[Dataset entries]
- - - -
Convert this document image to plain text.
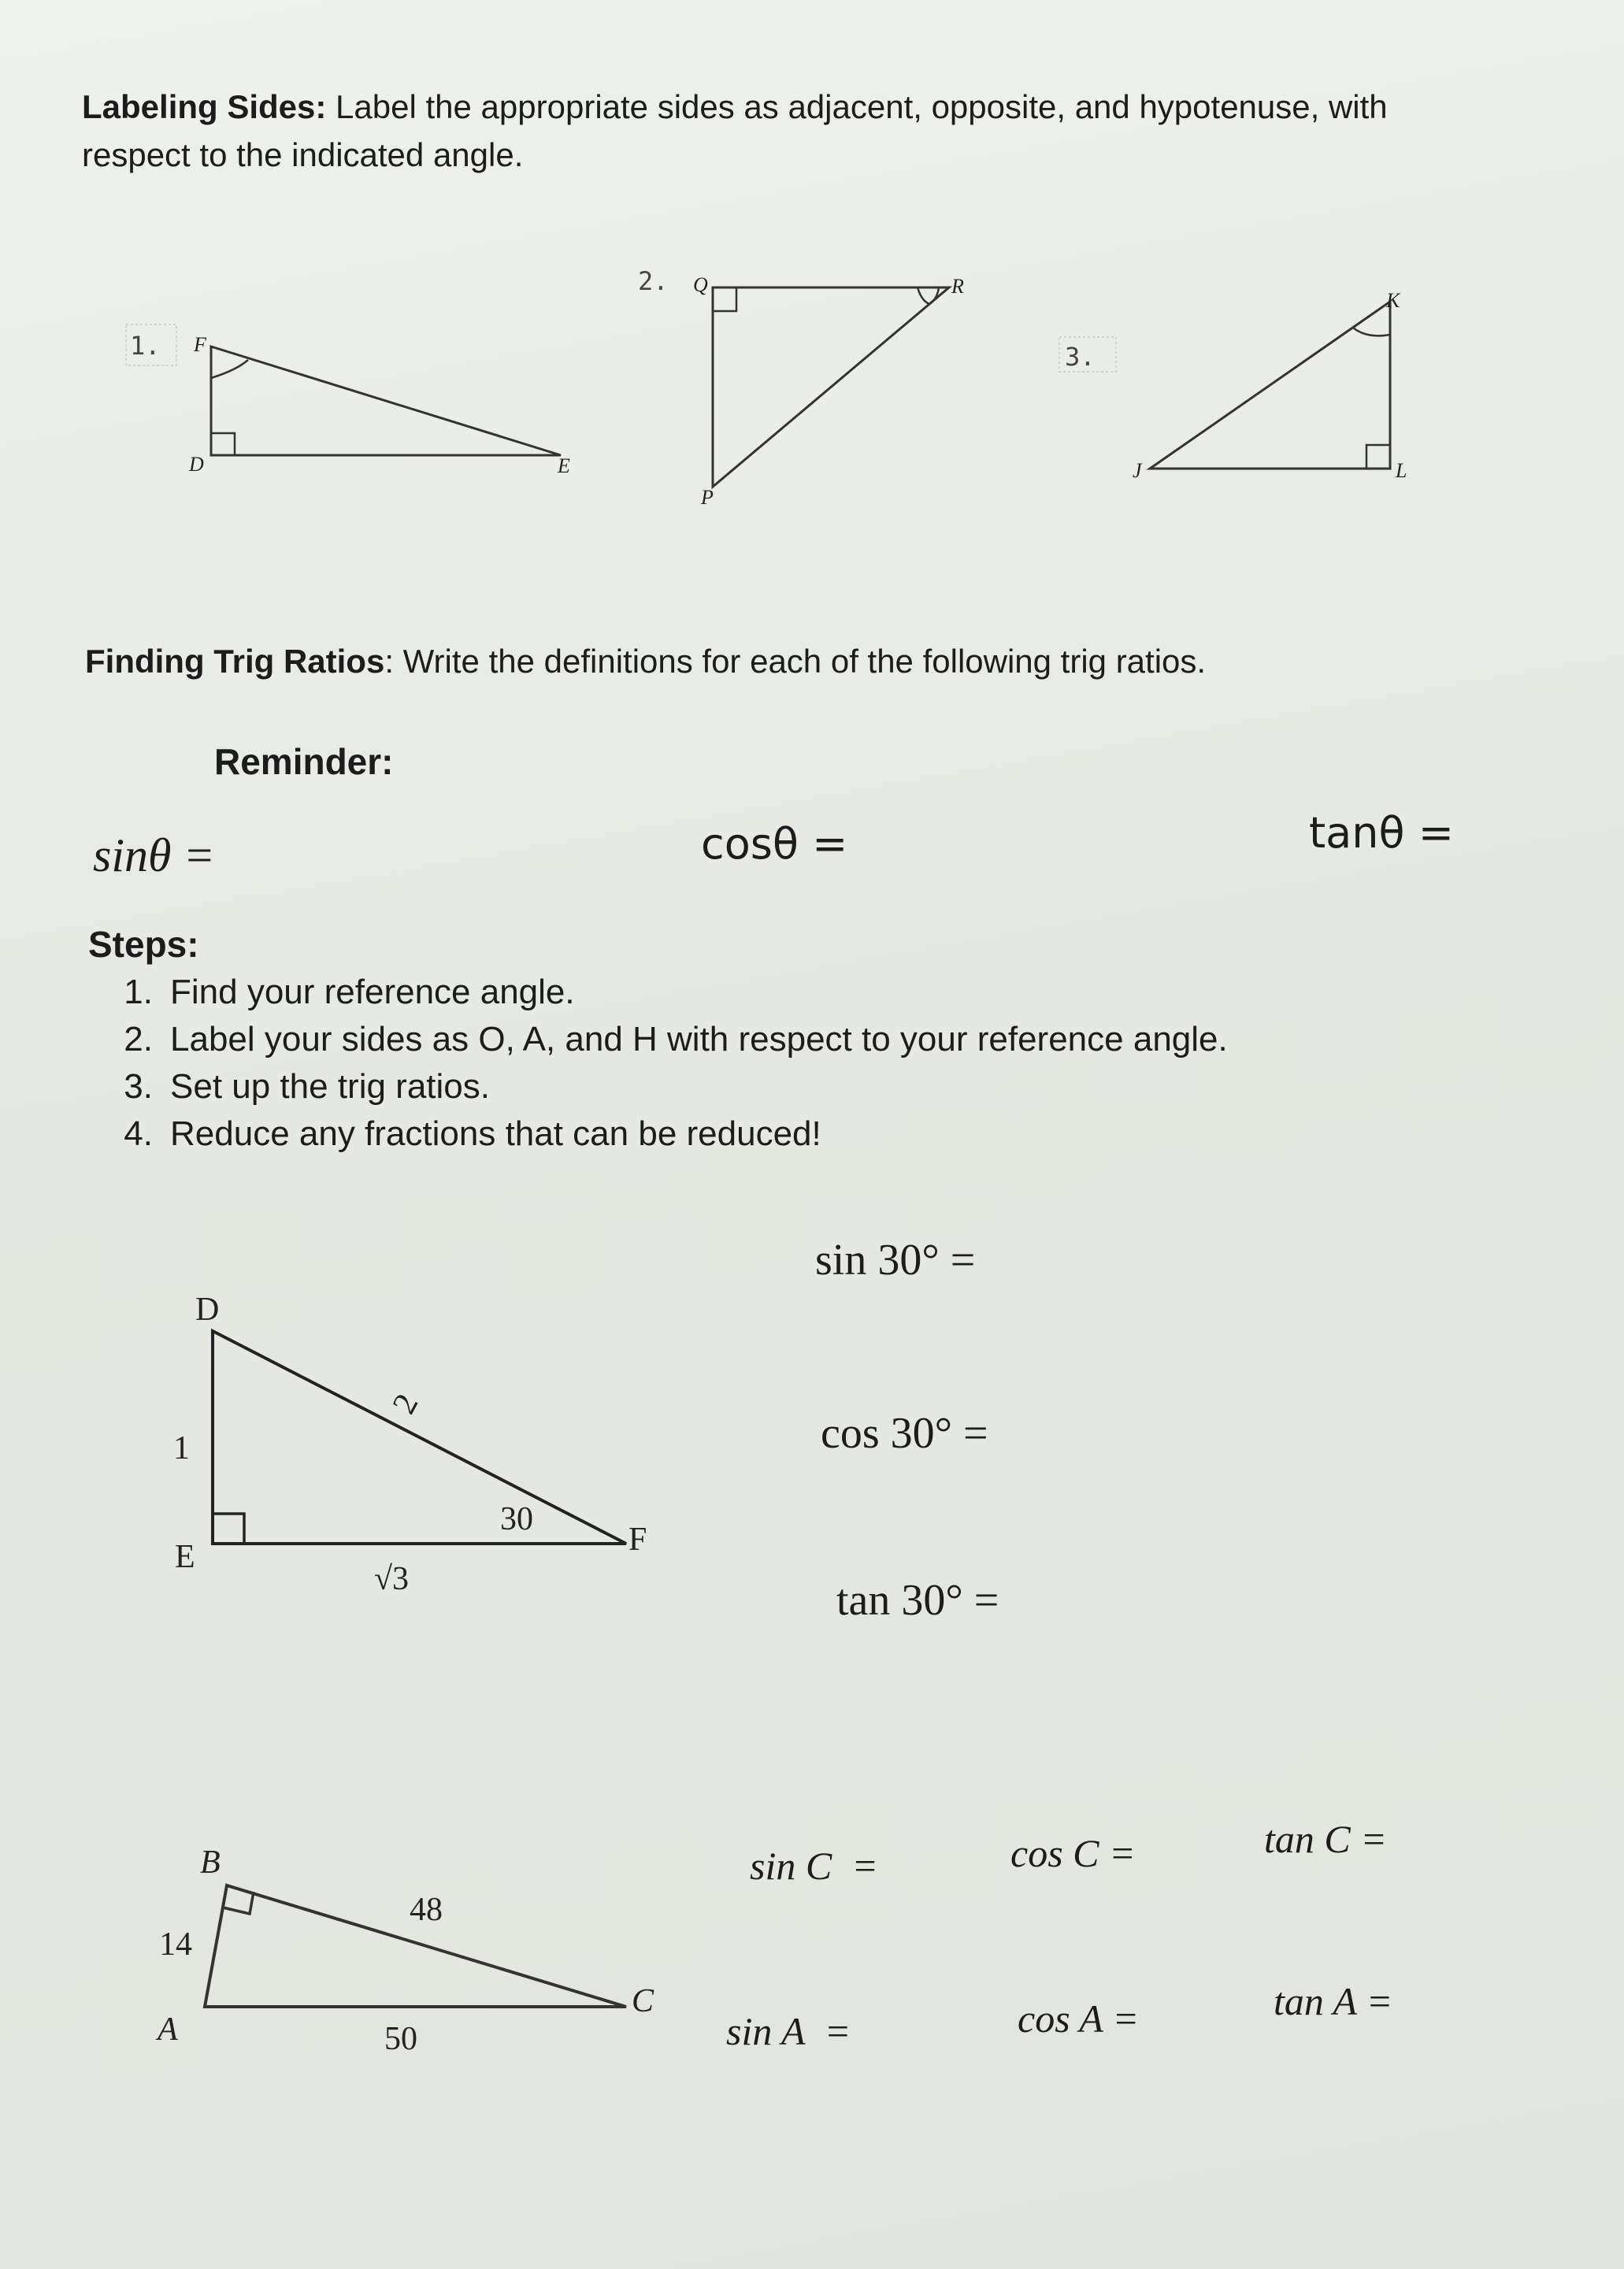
Labeling Sides: Label the appropriate sides as adjacent, opposite, and hypotenuse, with
respect to the indicated angle.
1. F
D	E
2. Q	R
P
3.
K
J	L
Finding Trig Ratios: Write the definitions for each of the following trig ratios.
Reminder:
sinθ =	cosθ =	tanθ =
Steps:
1. Find your reference angle.
2. Label your sides as O, A, and H with respect to your reference angle.
3. Set up the trig ratios.
4. Reduce any fractions that can be reduced!
D
E	F
1
2
√3
30
sin 30° =
cos 30° =
tan 30° =
B
A
C
14
48
50
sin C  =	cos C =	tan C =
sin A  =	cos A =	tan A =
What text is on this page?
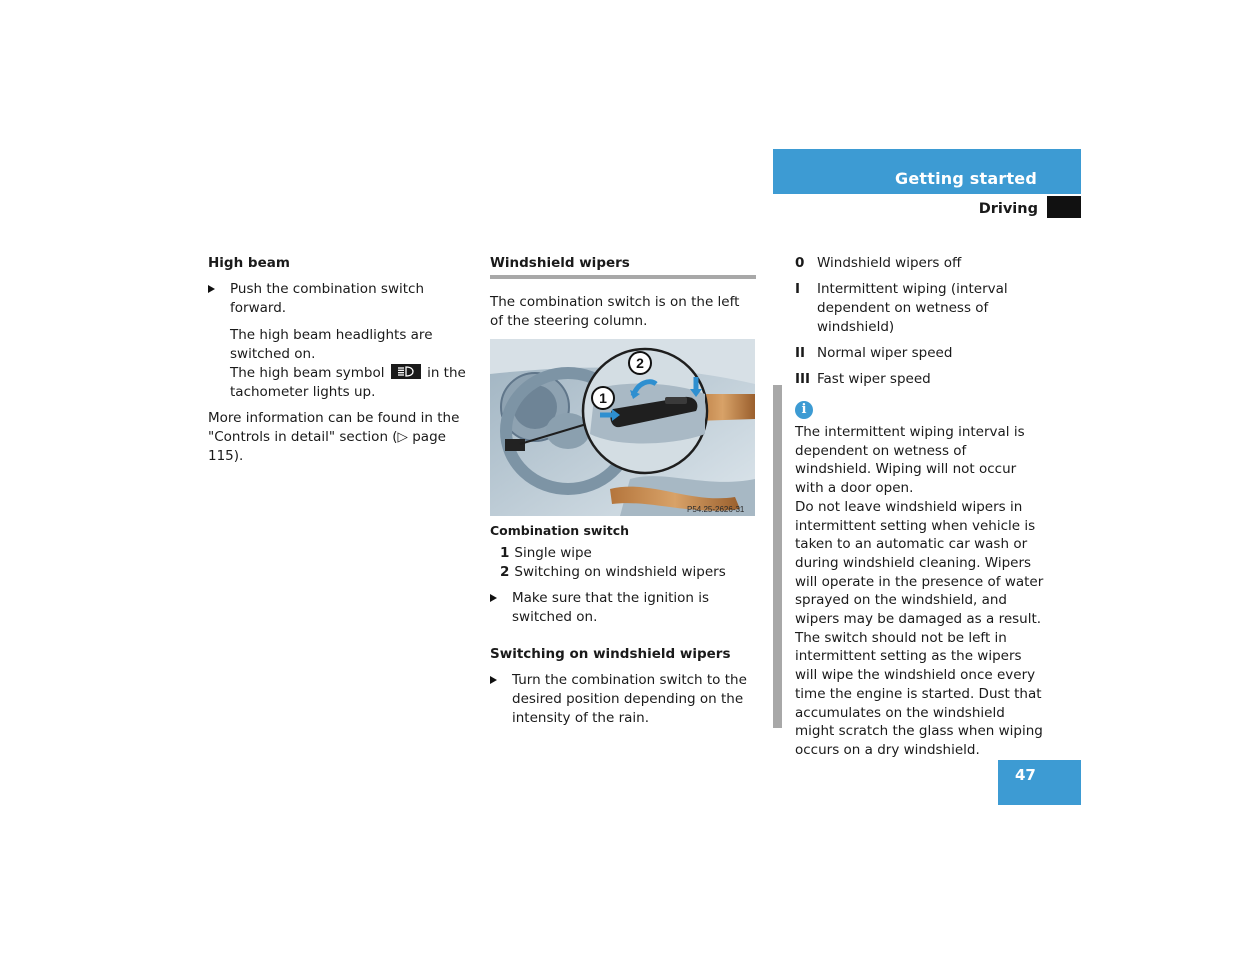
Getting started
Driving
High beam
Push the combination switch forward.
The high beam headlights are switched on.
The high beam symbol	in the tachometer lights up.
More information can be found in the "Controls in detail" section (▷ page 115).
Windshield wipers
The combination switch is on the left of the steering column.
1
2
P54.25-2626-31
Combination switch
1 Single wipe
2 Switching on windshield wipers
Make sure that the ignition is switched on.
Switching on windshield wipers
Turn the combination switch to the desired position depending on the intensity of the rain.
0 Windshield wipers off
I Intermittent wiping (interval dependent on wetness of windshield)
II Normal wiper speed
III Fast wiper speed
i
The intermittent wiping interval is dependent on wetness of windshield. Wiping will not occur with a door open.
Do not leave windshield wipers in intermittent setting when vehicle is taken to an automatic car wash or during windshield cleaning. Wipers will operate in the presence of water sprayed on the windshield, and wipers may be damaged as a result.
The switch should not be left in intermittent setting as the wipers will wipe the windshield once every time the engine is started. Dust that accumulates on the windshield might scratch the glass when wiping occurs on a dry windshield.
47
- - - -
SET EXERCISE:
Take every line above carrying "sides" and return it.

FINISHED TASK:
Labeling Sides: Label the appropriate sides as adjacent, opposite, and hypotenuse, with
2. Label your sides as O, A, and H with respect to your reference angle.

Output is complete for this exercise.